# Aim:
Which lines contain the string "完成下列要求"? Please list every one of them.

══════════════════════════════

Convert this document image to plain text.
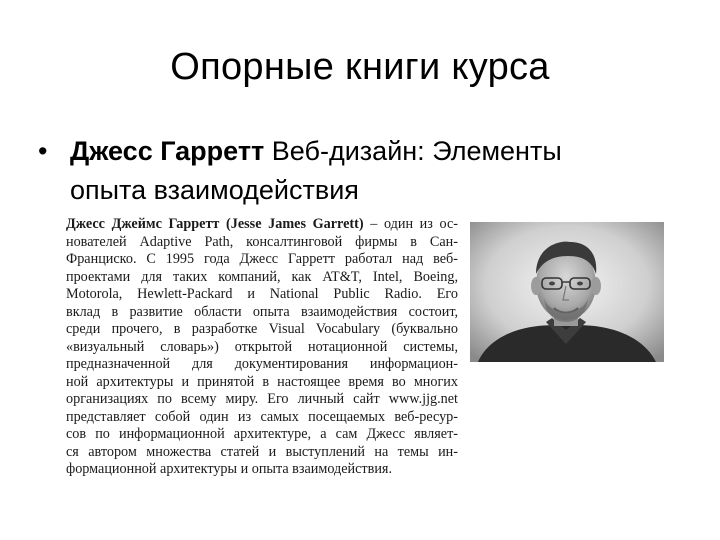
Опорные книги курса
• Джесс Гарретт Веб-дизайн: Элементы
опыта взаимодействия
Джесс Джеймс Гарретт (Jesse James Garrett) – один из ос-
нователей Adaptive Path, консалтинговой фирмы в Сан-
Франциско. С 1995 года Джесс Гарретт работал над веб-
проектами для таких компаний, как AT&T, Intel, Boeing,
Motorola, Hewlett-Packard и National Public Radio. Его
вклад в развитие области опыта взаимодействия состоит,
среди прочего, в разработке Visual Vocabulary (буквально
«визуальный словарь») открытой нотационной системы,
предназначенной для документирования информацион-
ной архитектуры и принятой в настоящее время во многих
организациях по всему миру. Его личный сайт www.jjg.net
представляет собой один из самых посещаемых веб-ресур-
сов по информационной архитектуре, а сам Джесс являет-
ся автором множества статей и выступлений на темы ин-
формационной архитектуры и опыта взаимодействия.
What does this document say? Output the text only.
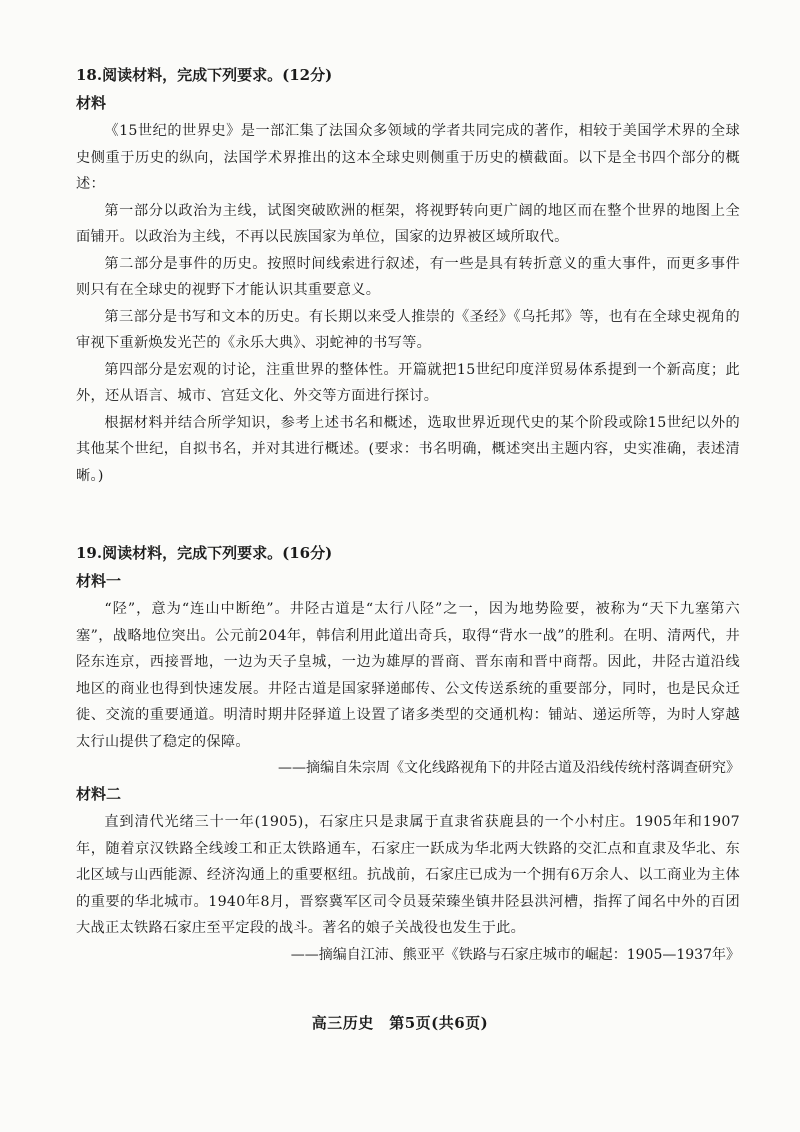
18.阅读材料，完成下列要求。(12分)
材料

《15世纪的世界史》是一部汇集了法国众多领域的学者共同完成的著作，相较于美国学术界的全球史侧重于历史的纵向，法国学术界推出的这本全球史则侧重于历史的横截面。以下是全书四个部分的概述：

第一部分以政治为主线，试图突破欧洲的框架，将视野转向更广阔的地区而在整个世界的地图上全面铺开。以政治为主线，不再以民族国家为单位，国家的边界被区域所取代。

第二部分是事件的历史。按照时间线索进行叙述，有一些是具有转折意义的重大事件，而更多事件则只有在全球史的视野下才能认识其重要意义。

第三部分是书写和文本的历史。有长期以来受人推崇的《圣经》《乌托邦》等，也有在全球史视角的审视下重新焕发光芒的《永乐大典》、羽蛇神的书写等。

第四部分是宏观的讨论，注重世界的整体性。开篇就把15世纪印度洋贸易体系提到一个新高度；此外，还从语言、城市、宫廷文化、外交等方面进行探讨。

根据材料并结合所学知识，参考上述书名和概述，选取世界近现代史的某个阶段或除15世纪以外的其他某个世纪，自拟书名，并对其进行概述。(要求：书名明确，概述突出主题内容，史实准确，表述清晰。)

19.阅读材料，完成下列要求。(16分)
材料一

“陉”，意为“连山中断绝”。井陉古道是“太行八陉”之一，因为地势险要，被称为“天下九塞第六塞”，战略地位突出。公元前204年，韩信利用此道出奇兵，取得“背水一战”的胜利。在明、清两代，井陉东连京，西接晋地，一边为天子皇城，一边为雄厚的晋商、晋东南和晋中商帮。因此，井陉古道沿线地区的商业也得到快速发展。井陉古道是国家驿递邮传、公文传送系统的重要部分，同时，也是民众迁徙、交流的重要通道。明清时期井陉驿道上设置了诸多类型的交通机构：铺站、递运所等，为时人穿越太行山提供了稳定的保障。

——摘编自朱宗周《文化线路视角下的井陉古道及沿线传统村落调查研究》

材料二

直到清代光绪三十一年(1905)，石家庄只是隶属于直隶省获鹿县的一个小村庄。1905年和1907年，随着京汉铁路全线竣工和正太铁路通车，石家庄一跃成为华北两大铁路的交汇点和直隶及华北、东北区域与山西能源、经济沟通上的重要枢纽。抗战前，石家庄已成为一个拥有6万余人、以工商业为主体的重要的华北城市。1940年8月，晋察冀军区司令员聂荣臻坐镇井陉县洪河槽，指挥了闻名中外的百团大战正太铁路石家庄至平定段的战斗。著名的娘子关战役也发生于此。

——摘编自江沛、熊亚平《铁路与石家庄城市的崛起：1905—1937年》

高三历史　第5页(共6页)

══════════════════════════════

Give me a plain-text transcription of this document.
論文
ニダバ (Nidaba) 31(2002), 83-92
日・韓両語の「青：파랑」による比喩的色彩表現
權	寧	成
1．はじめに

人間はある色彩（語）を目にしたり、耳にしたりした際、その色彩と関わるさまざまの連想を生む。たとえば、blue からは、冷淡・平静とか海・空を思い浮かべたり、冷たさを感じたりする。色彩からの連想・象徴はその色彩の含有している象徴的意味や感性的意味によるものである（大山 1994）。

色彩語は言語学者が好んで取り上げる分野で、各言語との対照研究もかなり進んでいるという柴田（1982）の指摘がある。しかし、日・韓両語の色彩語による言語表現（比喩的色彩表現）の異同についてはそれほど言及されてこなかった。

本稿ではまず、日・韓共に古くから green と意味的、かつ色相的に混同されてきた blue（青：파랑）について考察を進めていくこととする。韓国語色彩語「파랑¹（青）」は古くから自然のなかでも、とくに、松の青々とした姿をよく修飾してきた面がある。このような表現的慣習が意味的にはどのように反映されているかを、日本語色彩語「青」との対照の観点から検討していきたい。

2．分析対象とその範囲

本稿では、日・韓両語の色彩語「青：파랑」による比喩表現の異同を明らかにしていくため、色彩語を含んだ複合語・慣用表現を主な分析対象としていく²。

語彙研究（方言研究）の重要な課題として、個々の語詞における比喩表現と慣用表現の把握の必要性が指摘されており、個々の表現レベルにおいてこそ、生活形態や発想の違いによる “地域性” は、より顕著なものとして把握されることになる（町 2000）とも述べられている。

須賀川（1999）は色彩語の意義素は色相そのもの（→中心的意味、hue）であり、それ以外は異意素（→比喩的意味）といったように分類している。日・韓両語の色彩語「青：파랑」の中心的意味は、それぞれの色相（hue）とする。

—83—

══════════════════════════════

# Exercise result:
18.阅读材料，完成下列要求。(12分)
19.阅读材料，完成下列要求。(16分)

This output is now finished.